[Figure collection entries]
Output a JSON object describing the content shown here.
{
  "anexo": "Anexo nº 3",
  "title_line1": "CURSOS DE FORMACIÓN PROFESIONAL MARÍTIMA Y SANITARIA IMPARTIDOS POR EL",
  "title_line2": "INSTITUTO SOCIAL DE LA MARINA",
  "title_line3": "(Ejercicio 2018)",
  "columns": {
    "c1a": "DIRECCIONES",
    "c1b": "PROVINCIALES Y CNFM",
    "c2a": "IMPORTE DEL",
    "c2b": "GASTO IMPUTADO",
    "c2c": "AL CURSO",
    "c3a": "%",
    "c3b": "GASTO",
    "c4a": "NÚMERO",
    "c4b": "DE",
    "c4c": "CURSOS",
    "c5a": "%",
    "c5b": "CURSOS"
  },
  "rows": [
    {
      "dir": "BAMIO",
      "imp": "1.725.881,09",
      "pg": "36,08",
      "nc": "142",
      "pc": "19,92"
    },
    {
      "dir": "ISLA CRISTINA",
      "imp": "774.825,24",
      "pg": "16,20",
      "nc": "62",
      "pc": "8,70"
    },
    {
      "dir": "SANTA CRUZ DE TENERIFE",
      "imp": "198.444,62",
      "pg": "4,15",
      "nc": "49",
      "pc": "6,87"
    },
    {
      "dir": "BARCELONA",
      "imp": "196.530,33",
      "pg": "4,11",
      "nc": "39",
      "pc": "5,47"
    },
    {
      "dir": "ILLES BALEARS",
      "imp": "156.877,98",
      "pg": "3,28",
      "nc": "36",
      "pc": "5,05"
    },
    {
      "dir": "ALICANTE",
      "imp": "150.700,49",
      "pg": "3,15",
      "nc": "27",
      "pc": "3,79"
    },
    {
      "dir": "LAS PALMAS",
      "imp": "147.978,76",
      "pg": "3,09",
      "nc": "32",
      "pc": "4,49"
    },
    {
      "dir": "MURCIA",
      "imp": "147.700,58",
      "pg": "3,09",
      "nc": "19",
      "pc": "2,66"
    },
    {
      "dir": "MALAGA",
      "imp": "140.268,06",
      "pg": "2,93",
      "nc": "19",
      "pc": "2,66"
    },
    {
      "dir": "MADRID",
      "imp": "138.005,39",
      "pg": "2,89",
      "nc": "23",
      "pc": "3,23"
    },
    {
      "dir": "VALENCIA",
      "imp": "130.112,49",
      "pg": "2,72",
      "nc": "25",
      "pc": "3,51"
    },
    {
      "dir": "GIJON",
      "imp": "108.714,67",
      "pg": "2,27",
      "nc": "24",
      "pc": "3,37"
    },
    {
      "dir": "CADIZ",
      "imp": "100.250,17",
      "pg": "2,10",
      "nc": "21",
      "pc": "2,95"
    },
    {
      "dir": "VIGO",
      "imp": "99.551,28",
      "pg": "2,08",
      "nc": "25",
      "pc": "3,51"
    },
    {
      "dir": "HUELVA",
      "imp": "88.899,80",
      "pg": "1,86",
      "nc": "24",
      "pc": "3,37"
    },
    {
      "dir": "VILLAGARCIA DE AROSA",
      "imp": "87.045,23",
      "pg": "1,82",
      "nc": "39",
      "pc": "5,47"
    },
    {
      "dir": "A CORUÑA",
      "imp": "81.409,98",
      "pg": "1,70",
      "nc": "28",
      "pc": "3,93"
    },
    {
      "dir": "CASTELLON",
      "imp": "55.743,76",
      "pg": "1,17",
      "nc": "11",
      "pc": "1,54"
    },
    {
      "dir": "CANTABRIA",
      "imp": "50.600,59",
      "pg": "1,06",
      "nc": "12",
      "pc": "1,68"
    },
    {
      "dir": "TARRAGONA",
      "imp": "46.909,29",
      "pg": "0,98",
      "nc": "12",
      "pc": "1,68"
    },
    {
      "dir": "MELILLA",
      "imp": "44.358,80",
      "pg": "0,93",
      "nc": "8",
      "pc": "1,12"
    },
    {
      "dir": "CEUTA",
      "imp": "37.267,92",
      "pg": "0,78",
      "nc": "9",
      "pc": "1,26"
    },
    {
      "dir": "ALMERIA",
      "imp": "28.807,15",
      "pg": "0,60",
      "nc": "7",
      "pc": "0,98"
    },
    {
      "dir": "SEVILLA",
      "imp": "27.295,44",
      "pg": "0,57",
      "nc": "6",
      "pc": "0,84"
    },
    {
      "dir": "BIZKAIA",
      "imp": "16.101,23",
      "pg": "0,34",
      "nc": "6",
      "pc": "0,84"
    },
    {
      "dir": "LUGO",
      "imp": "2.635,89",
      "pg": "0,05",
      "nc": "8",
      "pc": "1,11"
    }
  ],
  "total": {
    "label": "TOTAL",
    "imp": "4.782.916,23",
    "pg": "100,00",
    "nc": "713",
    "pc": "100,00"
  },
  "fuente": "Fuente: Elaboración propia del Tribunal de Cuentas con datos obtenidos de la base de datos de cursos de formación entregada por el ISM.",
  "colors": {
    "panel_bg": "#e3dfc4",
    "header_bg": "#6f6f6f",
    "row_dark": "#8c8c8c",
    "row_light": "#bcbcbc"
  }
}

=== What you should do ===
Each record must be repeated exactly as it is.

=== Answer in full ===
Output a JSON object describing the content shown here.
{
  "anexo": "Anexo nº 3",
  "title_line1": "CURSOS DE FORMACIÓN PROFESIONAL MARÍTIMA Y SANITARIA IMPARTIDOS POR EL",
  "title_line2": "INSTITUTO SOCIAL DE LA MARINA",
  "title_line3": "(Ejercicio 2018)",
  "columns": {
    "c1a": "DIRECCIONES",
    "c1b": "PROVINCIALES Y CNFM",
    "c2a": "IMPORTE DEL",
    "c2b": "GASTO IMPUTADO",
    "c2c": "AL CURSO",
    "c3a": "%",
    "c3b": "GASTO",
    "c4a": "NÚMERO",
    "c4b": "DE",
    "c4c": "CURSOS",
    "c5a": "%",
    "c5b": "CURSOS"
  },
  "rows": [
    {
      "dir": "BAMIO",
      "imp": "1.725.881,09",
      "pg": "36,08",
      "nc": "142",
      "pc": "19,92"
    },
    {
      "dir": "ISLA CRISTINA",
      "imp": "774.825,24",
      "pg": "16,20",
      "nc": "62",
      "pc": "8,70"
    },
    {
      "dir": "SANTA CRUZ DE TENERIFE",
      "imp": "198.444,62",
      "pg": "4,15",
      "nc": "49",
      "pc": "6,87"
    },
    {
      "dir": "BARCELONA",
      "imp": "196.530,33",
      "pg": "4,11",
      "nc": "39",
      "pc": "5,47"
    },
    {
      "dir": "ILLES BALEARS",
      "imp": "156.877,98",
      "pg": "3,28",
      "nc": "36",
      "pc": "5,05"
    },
    {
      "dir": "ALICANTE",
      "imp": "150.700,49",
      "pg": "3,15",
      "nc": "27",
      "pc": "3,79"
    },
    {
      "dir": "LAS PALMAS",
      "imp": "147.978,76",
      "pg": "3,09",
      "nc": "32",
      "pc": "4,49"
    },
    {
      "dir": "MURCIA",
      "imp": "147.700,58",
      "pg": "3,09",
      "nc": "19",
      "pc": "2,66"
    },
    {
      "dir": "MALAGA",
      "imp": "140.268,06",
      "pg": "2,93",
      "nc": "19",
      "pc": "2,66"
    },
    {
      "dir": "MADRID",
      "imp": "138.005,39",
      "pg": "2,89",
      "nc": "23",
      "pc": "3,23"
    },
    {
      "dir": "VALENCIA",
      "imp": "130.112,49",
      "pg": "2,72",
      "nc": "25",
      "pc": "3,51"
    },
    {
      "dir": "GIJON",
      "imp": "108.714,67",
      "pg": "2,27",
      "nc": "24",
      "pc": "3,37"
    },
    {
      "dir": "CADIZ",
      "imp": "100.250,17",
      "pg": "2,10",
      "nc": "21",
      "pc": "2,95"
    },
    {
      "dir": "VIGO",
      "imp": "99.551,28",
      "pg": "2,08",
      "nc": "25",
      "pc": "3,51"
    },
    {
      "dir": "HUELVA",
      "imp": "88.899,80",
      "pg": "1,86",
      "nc": "24",
      "pc": "3,37"
    },
    {
      "dir": "VILLAGARCIA DE AROSA",
      "imp": "87.045,23",
      "pg": "1,82",
      "nc": "39",
      "pc": "5,47"
    },
    {
      "dir": "A CORUÑA",
      "imp": "81.409,98",
      "pg": "1,70",
      "nc": "28",
      "pc": "3,93"
    },
    {
      "dir": "CASTELLON",
      "imp": "55.743,76",
      "pg": "1,17",
      "nc": "11",
      "pc": "1,54"
    },
    {
      "dir": "CANTABRIA",
      "imp": "50.600,59",
      "pg": "1,06",
      "nc": "12",
      "pc": "1,68"
    },
    {
      "dir": "TARRAGONA",
      "imp": "46.909,29",
      "pg": "0,98",
      "nc": "12",
      "pc": "1,68"
    },
    {
      "dir": "MELILLA",
      "imp": "44.358,80",
      "pg": "0,93",
      "nc": "8",
      "pc": "1,12"
    },
    {
      "dir": "CEUTA",
      "imp": "37.267,92",
      "pg": "0,78",
      "nc": "9",
      "pc": "1,26"
    },
    {
      "dir": "ALMERIA",
      "imp": "28.807,15",
      "pg": "0,60",
      "nc": "7",
      "pc": "0,98"
    },
    {
      "dir": "SEVILLA",
      "imp": "27.295,44",
      "pg": "0,57",
      "nc": "6",
      "pc": "0,84"
    },
    {
      "dir": "BIZKAIA",
      "imp": "16.101,23",
      "pg": "0,34",
      "nc": "6",
      "pc": "0,84"
    },
    {
      "dir": "LUGO",
      "imp": "2.635,89",
      "pg": "0,05",
      "nc": "8",
      "pc": "1,11"
    }
  ],
  "total": {
    "label": "TOTAL",
    "imp": "4.782.916,23",
    "pg": "100,00",
    "nc": "713",
    "pc": "100,00"
  },
  "fuente": "Fuente: Elaboración propia del Tribunal de Cuentas con datos obtenidos de la base de datos de cursos de formación entregada por el ISM.",
  "colors": {
    "panel_bg": "#e3dfc4",
    "header_bg": "#6f6f6f",
    "row_dark": "#8c8c8c",
    "row_light": "#bcbcbc"
  }
}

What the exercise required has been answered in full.